Entries
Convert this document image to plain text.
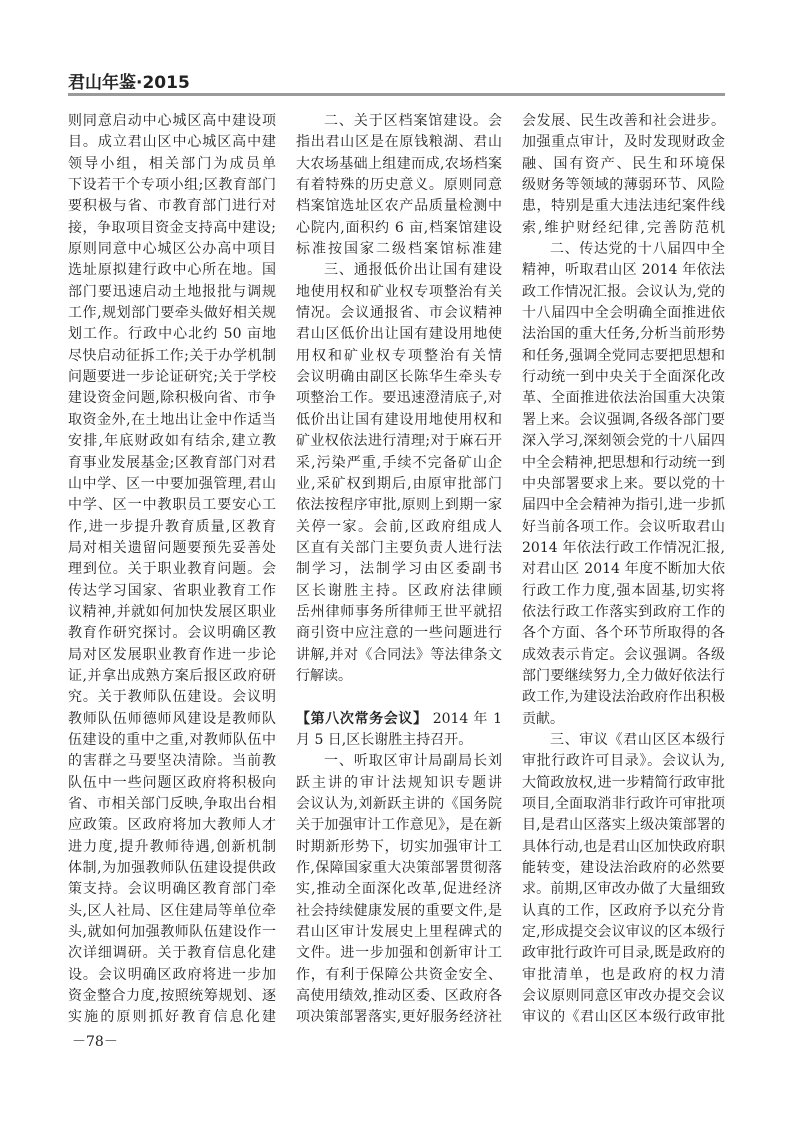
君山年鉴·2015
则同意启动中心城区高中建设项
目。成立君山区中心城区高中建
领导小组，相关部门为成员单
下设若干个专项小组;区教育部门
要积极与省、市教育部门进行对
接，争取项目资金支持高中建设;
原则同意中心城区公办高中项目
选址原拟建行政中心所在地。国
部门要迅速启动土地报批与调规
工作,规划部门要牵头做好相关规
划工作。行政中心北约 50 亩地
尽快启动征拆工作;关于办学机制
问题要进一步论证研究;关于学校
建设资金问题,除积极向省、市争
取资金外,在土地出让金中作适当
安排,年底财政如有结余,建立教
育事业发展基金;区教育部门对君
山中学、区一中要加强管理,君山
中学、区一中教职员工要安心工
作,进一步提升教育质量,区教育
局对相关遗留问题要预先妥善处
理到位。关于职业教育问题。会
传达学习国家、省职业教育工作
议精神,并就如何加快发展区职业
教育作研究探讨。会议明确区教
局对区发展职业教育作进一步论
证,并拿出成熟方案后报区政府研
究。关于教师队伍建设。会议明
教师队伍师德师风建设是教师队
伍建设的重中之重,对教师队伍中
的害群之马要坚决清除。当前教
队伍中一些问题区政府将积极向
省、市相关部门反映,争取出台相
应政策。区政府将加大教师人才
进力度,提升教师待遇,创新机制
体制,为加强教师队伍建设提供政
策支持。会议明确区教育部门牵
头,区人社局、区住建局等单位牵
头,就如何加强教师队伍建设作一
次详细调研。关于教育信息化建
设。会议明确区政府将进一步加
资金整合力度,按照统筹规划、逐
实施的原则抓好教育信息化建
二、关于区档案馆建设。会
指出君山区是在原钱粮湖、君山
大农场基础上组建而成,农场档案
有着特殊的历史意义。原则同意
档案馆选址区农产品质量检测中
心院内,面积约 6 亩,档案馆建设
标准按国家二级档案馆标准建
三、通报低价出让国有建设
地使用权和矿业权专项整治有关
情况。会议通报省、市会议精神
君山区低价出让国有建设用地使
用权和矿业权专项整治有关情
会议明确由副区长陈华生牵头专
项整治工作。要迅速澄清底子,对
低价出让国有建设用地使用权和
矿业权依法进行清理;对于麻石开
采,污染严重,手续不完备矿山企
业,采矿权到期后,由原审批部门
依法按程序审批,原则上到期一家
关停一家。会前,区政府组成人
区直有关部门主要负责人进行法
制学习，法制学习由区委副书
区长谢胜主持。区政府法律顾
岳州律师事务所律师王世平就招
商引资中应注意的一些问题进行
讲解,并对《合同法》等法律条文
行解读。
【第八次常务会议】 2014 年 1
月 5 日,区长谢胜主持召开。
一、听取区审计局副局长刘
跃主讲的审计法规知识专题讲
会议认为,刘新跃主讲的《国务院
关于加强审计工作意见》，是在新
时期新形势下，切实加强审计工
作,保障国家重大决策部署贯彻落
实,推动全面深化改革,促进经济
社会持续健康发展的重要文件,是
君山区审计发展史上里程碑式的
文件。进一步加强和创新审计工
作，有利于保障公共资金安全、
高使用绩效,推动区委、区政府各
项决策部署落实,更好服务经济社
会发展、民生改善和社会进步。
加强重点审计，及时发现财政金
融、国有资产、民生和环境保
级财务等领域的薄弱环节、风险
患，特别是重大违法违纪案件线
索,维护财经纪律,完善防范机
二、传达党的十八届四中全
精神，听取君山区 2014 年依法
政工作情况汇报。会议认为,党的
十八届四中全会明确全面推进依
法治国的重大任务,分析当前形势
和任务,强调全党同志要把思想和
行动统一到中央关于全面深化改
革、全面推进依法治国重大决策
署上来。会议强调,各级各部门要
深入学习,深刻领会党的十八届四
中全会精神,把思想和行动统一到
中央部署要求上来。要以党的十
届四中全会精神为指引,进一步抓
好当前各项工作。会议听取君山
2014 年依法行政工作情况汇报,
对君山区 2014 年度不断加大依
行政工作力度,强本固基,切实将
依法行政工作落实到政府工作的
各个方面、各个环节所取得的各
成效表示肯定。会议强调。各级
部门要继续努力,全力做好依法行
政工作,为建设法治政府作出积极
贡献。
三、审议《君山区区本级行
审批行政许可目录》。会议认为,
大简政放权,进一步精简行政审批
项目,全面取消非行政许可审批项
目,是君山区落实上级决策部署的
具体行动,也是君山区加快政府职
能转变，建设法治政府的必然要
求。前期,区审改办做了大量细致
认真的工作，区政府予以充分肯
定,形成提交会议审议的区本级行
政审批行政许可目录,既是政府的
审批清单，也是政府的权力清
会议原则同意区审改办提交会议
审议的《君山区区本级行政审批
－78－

Aim of the task
All the lines above are to be given again exactly as they read, with the pictures removed.

Output of the task
Convert this document image to plain text.
君山年鉴·2015
则同意启动中心城区高中建设项
目。成立君山区中心城区高中建
领导小组，相关部门为成员单
下设若干个专项小组;区教育部门
要积极与省、市教育部门进行对
接，争取项目资金支持高中建设;
原则同意中心城区公办高中项目
选址原拟建行政中心所在地。国
部门要迅速启动土地报批与调规
工作,规划部门要牵头做好相关规
划工作。行政中心北约 50 亩地
尽快启动征拆工作;关于办学机制
问题要进一步论证研究;关于学校
建设资金问题,除积极向省、市争
取资金外,在土地出让金中作适当
安排,年底财政如有结余,建立教
育事业发展基金;区教育部门对君
山中学、区一中要加强管理,君山
中学、区一中教职员工要安心工
作,进一步提升教育质量,区教育
局对相关遗留问题要预先妥善处
理到位。关于职业教育问题。会
传达学习国家、省职业教育工作
议精神,并就如何加快发展区职业
教育作研究探讨。会议明确区教
局对区发展职业教育作进一步论
证,并拿出成熟方案后报区政府研
究。关于教师队伍建设。会议明
教师队伍师德师风建设是教师队
伍建设的重中之重,对教师队伍中
的害群之马要坚决清除。当前教
队伍中一些问题区政府将积极向
省、市相关部门反映,争取出台相
应政策。区政府将加大教师人才
进力度,提升教师待遇,创新机制
体制,为加强教师队伍建设提供政
策支持。会议明确区教育部门牵
头,区人社局、区住建局等单位牵
头,就如何加强教师队伍建设作一
次详细调研。关于教育信息化建
设。会议明确区政府将进一步加
资金整合力度,按照统筹规划、逐
实施的原则抓好教育信息化建
二、关于区档案馆建设。会
指出君山区是在原钱粮湖、君山
大农场基础上组建而成,农场档案
有着特殊的历史意义。原则同意
档案馆选址区农产品质量检测中
心院内,面积约 6 亩,档案馆建设
标准按国家二级档案馆标准建
三、通报低价出让国有建设
地使用权和矿业权专项整治有关
情况。会议通报省、市会议精神
君山区低价出让国有建设用地使
用权和矿业权专项整治有关情
会议明确由副区长陈华生牵头专
项整治工作。要迅速澄清底子,对
低价出让国有建设用地使用权和
矿业权依法进行清理;对于麻石开
采,污染严重,手续不完备矿山企
业,采矿权到期后,由原审批部门
依法按程序审批,原则上到期一家
关停一家。会前,区政府组成人
区直有关部门主要负责人进行法
制学习，法制学习由区委副书
区长谢胜主持。区政府法律顾
岳州律师事务所律师王世平就招
商引资中应注意的一些问题进行
讲解,并对《合同法》等法律条文
行解读。
【第八次常务会议】 2014 年 1
月 5 日,区长谢胜主持召开。
一、听取区审计局副局长刘
跃主讲的审计法规知识专题讲
会议认为,刘新跃主讲的《国务院
关于加强审计工作意见》，是在新
时期新形势下，切实加强审计工
作,保障国家重大决策部署贯彻落
实,推动全面深化改革,促进经济
社会持续健康发展的重要文件,是
君山区审计发展史上里程碑式的
文件。进一步加强和创新审计工
作，有利于保障公共资金安全、
高使用绩效,推动区委、区政府各
项决策部署落实,更好服务经济社
会发展、民生改善和社会进步。
加强重点审计，及时发现财政金
融、国有资产、民生和环境保
级财务等领域的薄弱环节、风险
患，特别是重大违法违纪案件线
索,维护财经纪律,完善防范机
二、传达党的十八届四中全
精神，听取君山区 2014 年依法
政工作情况汇报。会议认为,党的
十八届四中全会明确全面推进依
法治国的重大任务,分析当前形势
和任务,强调全党同志要把思想和
行动统一到中央关于全面深化改
革、全面推进依法治国重大决策
署上来。会议强调,各级各部门要
深入学习,深刻领会党的十八届四
中全会精神,把思想和行动统一到
中央部署要求上来。要以党的十
届四中全会精神为指引,进一步抓
好当前各项工作。会议听取君山
2014 年依法行政工作情况汇报,
对君山区 2014 年度不断加大依
行政工作力度,强本固基,切实将
依法行政工作落实到政府工作的
各个方面、各个环节所取得的各
成效表示肯定。会议强调。各级
部门要继续努力,全力做好依法行
政工作,为建设法治政府作出积极
贡献。
三、审议《君山区区本级行
审批行政许可目录》。会议认为,
大简政放权,进一步精简行政审批
项目,全面取消非行政许可审批项
目,是君山区落实上级决策部署的
具体行动,也是君山区加快政府职
能转变，建设法治政府的必然要
求。前期,区审改办做了大量细致
认真的工作，区政府予以充分肯
定,形成提交会议审议的区本级行
政审批行政许可目录,既是政府的
审批清单，也是政府的权力清
会议原则同意区审改办提交会议
审议的《君山区区本级行政审批
－78－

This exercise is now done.